**EXERCISE MATERIAL**
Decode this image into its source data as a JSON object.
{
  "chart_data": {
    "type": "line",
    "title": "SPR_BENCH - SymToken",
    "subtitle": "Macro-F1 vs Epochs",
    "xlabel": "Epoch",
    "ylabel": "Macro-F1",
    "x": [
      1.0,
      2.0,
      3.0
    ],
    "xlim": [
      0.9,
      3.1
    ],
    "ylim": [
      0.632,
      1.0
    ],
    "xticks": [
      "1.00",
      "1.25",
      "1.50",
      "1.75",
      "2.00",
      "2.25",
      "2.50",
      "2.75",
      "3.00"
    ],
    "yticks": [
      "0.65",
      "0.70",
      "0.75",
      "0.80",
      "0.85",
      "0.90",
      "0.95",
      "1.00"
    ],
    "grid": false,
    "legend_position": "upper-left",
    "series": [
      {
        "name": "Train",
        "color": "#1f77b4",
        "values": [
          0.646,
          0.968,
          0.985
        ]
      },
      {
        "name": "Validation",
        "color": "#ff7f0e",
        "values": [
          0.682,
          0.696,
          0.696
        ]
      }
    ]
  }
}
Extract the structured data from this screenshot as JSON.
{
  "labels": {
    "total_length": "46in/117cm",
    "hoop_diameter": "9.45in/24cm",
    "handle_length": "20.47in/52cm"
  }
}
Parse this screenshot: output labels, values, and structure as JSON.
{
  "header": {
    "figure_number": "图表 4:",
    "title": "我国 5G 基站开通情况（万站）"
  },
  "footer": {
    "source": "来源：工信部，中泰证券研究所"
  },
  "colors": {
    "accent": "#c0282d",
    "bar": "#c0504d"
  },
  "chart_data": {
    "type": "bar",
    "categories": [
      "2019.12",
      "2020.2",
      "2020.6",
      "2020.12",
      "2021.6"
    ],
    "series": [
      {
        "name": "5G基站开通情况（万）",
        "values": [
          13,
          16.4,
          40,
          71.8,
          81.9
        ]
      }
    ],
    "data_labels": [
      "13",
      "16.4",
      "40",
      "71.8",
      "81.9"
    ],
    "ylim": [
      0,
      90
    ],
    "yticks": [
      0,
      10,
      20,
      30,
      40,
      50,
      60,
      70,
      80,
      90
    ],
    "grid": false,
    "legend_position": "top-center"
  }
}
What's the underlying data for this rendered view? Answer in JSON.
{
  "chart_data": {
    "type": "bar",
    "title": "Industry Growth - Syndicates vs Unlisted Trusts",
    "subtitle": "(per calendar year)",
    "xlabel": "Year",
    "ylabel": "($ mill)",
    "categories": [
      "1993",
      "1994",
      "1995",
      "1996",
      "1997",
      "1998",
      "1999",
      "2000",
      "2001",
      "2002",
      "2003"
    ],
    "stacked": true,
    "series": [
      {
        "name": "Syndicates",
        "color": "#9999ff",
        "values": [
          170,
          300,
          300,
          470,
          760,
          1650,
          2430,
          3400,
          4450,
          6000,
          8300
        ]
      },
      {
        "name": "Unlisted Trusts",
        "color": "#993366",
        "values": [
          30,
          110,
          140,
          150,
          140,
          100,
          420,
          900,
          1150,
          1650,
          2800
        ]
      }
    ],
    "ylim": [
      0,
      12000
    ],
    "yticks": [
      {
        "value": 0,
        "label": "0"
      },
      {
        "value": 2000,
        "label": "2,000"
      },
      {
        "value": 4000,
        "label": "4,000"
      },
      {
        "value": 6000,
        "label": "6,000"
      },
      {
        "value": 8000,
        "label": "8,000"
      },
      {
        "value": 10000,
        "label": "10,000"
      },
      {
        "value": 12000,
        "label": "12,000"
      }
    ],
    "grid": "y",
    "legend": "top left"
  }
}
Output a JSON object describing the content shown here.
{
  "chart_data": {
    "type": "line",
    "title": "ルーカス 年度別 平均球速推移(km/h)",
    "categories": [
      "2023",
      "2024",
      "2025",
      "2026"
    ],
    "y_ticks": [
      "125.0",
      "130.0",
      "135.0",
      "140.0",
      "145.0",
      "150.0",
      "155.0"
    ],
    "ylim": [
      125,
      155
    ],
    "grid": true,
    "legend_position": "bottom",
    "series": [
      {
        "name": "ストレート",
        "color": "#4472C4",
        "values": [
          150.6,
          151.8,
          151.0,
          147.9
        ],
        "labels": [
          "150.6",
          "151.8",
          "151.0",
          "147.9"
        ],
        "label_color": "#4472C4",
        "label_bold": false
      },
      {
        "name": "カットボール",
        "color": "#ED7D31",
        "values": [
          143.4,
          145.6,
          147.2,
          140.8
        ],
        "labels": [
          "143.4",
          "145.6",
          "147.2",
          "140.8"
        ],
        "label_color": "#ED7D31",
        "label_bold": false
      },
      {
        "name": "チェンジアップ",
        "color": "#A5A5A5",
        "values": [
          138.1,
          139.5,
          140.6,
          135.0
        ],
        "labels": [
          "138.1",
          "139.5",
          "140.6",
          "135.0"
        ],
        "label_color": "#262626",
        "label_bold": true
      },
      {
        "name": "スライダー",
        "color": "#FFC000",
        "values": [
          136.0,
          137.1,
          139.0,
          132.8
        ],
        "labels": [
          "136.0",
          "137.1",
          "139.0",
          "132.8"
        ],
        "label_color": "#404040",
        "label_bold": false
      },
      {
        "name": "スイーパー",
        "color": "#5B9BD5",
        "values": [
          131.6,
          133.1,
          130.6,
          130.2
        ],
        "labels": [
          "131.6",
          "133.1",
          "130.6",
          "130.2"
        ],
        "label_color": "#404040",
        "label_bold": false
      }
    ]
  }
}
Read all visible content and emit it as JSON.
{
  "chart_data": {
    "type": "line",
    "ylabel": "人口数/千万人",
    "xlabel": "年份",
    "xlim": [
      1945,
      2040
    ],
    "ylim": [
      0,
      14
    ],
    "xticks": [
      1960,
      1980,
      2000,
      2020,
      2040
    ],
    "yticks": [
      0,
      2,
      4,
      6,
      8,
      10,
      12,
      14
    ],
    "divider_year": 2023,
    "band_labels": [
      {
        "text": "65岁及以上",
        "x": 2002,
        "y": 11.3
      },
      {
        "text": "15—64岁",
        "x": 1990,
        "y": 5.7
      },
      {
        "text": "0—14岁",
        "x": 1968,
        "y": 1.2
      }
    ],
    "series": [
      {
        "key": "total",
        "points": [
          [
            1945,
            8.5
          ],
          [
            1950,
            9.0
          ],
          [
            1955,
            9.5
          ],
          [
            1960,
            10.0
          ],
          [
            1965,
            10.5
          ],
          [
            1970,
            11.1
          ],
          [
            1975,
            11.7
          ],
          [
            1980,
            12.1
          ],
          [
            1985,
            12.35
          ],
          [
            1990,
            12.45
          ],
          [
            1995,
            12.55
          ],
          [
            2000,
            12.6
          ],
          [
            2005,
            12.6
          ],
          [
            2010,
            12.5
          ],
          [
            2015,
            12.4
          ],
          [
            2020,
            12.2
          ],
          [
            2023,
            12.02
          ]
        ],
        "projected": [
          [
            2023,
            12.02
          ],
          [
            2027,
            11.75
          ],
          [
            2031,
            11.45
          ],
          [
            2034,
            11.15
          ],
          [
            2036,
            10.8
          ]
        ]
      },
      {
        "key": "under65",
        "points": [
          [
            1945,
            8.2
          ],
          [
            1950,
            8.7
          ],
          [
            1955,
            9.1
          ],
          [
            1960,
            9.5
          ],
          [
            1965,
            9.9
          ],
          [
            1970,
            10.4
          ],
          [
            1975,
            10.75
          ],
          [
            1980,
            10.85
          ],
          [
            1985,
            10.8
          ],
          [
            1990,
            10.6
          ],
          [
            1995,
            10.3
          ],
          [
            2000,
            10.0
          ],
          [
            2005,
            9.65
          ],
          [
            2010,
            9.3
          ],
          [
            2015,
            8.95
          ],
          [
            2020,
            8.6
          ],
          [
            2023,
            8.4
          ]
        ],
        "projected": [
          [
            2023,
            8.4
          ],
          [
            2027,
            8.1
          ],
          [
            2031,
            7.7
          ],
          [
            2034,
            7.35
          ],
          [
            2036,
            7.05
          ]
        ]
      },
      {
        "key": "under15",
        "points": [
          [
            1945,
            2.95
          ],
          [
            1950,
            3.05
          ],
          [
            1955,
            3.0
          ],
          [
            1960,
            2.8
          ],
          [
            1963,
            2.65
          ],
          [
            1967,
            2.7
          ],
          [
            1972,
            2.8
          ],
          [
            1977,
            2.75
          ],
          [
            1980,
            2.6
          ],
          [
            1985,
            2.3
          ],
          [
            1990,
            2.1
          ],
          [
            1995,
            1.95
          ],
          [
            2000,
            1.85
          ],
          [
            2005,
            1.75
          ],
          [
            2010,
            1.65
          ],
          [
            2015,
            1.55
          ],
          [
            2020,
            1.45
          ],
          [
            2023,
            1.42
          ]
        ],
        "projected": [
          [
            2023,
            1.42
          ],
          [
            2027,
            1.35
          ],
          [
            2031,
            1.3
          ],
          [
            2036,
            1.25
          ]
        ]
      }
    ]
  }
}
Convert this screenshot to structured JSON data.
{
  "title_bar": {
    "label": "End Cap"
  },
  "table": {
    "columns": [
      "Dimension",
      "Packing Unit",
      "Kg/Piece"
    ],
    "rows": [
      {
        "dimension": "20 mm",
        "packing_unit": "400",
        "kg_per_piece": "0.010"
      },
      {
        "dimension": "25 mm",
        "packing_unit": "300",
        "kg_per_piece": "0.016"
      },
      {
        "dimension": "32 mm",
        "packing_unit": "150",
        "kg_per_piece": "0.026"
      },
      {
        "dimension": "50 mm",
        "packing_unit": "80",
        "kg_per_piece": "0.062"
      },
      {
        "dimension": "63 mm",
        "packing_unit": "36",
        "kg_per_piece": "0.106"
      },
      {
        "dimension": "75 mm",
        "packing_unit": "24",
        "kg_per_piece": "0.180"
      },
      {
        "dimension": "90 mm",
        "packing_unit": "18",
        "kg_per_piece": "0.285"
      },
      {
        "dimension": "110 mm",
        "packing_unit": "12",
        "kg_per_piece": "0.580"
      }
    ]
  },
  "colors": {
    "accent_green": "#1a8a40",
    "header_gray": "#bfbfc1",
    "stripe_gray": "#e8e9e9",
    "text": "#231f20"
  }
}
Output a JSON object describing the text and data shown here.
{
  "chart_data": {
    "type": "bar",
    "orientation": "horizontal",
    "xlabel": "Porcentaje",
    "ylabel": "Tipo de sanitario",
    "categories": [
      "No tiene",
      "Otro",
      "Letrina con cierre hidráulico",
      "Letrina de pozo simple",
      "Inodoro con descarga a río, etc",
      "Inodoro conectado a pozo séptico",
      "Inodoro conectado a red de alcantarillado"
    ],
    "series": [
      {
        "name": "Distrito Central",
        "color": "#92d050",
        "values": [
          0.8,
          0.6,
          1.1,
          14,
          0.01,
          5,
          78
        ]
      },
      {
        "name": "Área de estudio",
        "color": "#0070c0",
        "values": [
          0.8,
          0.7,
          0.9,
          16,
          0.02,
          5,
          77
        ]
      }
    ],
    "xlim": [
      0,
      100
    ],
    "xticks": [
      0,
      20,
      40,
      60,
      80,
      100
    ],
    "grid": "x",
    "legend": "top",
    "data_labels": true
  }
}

**WRITTEN REQUEST**
Using the material above, reproduce exactly the line that contains "Output a JSON object describing the text" and all lines after it through the last one, and only those.

**COMPLETE OUTPUT**
Output a JSON object describing the text and data shown here.
{
  "chart_data": {
    "type": "bar",
    "orientation": "horizontal",
    "xlabel": "Porcentaje",
    "ylabel": "Tipo de sanitario",
    "categories": [
      "No tiene",
      "Otro",
      "Letrina con cierre hidráulico",
      "Letrina de pozo simple",
      "Inodoro con descarga a río, etc",
      "Inodoro conectado a pozo séptico",
      "Inodoro conectado a red de alcantarillado"
    ],
    "series": [
      {
        "name": "Distrito Central",
        "color": "#92d050",
        "values": [
          0.8,
          0.6,
          1.1,
          14,
          0.01,
          5,
          78
        ]
      },
      {
        "name": "Área de estudio",
        "color": "#0070c0",
        "values": [
          0.8,
          0.7,
          0.9,
          16,
          0.02,
          5,
          77
        ]
      }
    ],
    "xlim": [
      0,
      100
    ],
    "xticks": [
      0,
      20,
      40,
      60,
      80,
      100
    ],
    "grid": "x",
    "legend": "top",
    "data_labels": true
  }
}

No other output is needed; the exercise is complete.